→ REQUIREMENT:
Make an exact copy of all the entries, with the pictures left out.

-- START OF THE INPUT --

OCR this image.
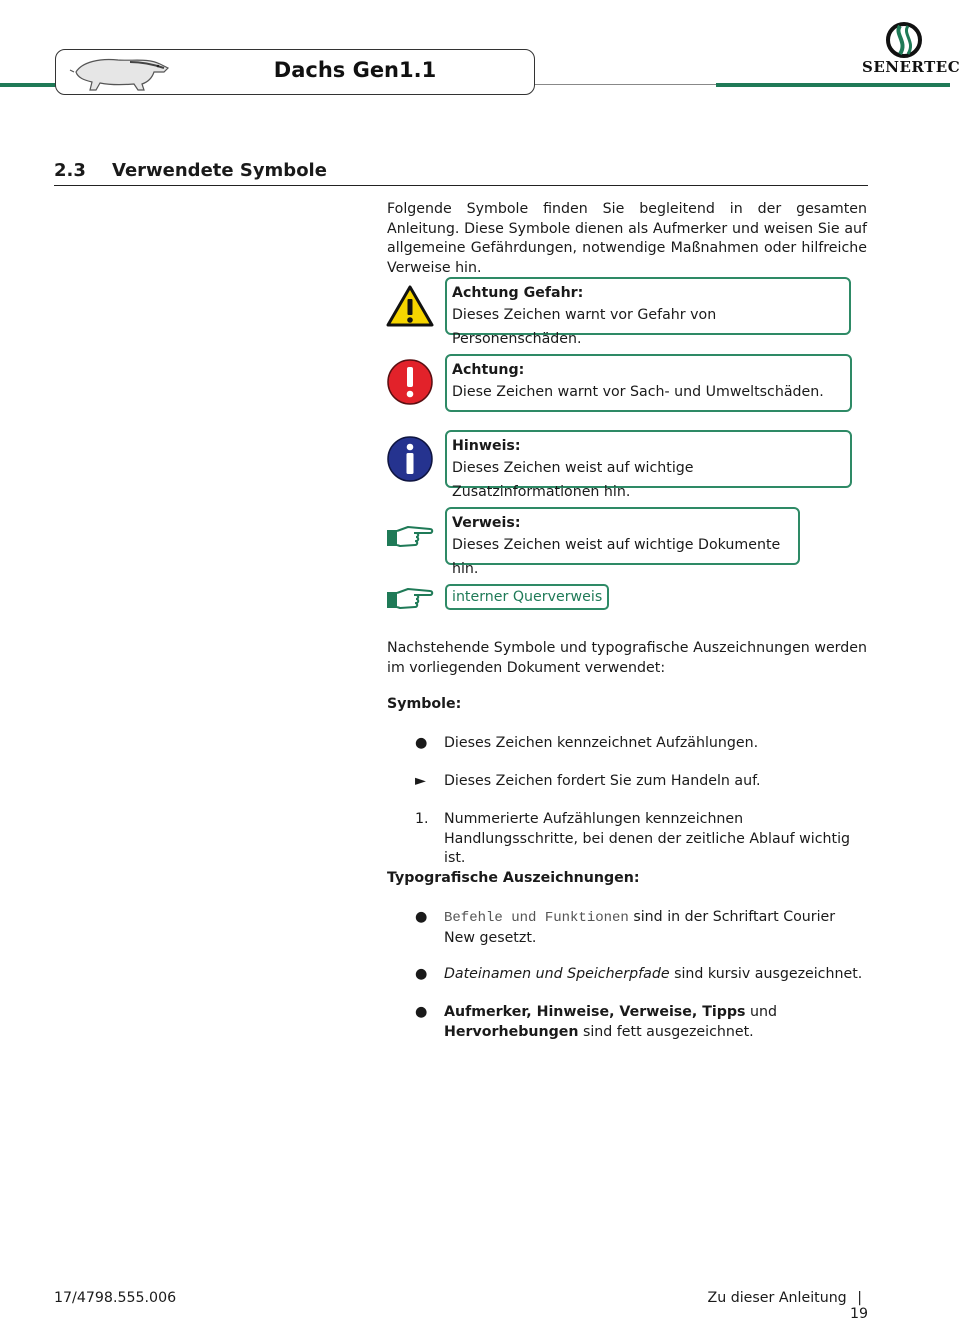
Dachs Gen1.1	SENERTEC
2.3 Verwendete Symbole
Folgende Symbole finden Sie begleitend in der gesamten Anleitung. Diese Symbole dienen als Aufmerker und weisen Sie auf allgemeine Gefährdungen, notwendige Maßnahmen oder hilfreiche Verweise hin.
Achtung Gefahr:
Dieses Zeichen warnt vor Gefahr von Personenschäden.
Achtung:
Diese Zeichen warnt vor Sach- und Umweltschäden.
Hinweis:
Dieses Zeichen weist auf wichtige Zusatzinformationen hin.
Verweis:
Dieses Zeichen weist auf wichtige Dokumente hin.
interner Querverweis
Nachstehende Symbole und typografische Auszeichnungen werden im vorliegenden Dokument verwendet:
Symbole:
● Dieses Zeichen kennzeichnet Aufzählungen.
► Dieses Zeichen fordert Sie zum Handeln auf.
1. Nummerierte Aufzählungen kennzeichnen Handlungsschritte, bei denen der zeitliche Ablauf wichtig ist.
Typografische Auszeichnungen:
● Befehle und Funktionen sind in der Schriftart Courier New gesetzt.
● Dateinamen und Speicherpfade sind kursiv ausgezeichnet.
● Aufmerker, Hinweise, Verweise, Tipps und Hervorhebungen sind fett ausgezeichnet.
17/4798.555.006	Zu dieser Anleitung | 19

-- END OF THE INPUT --

→ FINISHED TASK:
OCR this image.
Dachs Gen1.1	SENERTEC
2.3 Verwendete Symbole
Folgende Symbole finden Sie begleitend in der gesamten Anleitung. Diese Symbole dienen als Aufmerker und weisen Sie auf allgemeine Gefährdungen, notwendige Maßnahmen oder hilfreiche Verweise hin.
Achtung Gefahr:
Dieses Zeichen warnt vor Gefahr von Personenschäden.
Achtung:
Diese Zeichen warnt vor Sach- und Umweltschäden.
Hinweis:
Dieses Zeichen weist auf wichtige Zusatzinformationen hin.
Verweis:
Dieses Zeichen weist auf wichtige Dokumente hin.
interner Querverweis
Nachstehende Symbole und typografische Auszeichnungen werden im vorliegenden Dokument verwendet:
Symbole:
● Dieses Zeichen kennzeichnet Aufzählungen.
► Dieses Zeichen fordert Sie zum Handeln auf.
1. Nummerierte Aufzählungen kennzeichnen Handlungsschritte, bei denen der zeitliche Ablauf wichtig ist.
Typografische Auszeichnungen:
● Befehle und Funktionen sind in der Schriftart Courier New gesetzt.
● Dateinamen und Speicherpfade sind kursiv ausgezeichnet.
● Aufmerker, Hinweise, Verweise, Tipps und Hervorhebungen sind fett ausgezeichnet.
17/4798.555.006	Zu dieser Anleitung | 19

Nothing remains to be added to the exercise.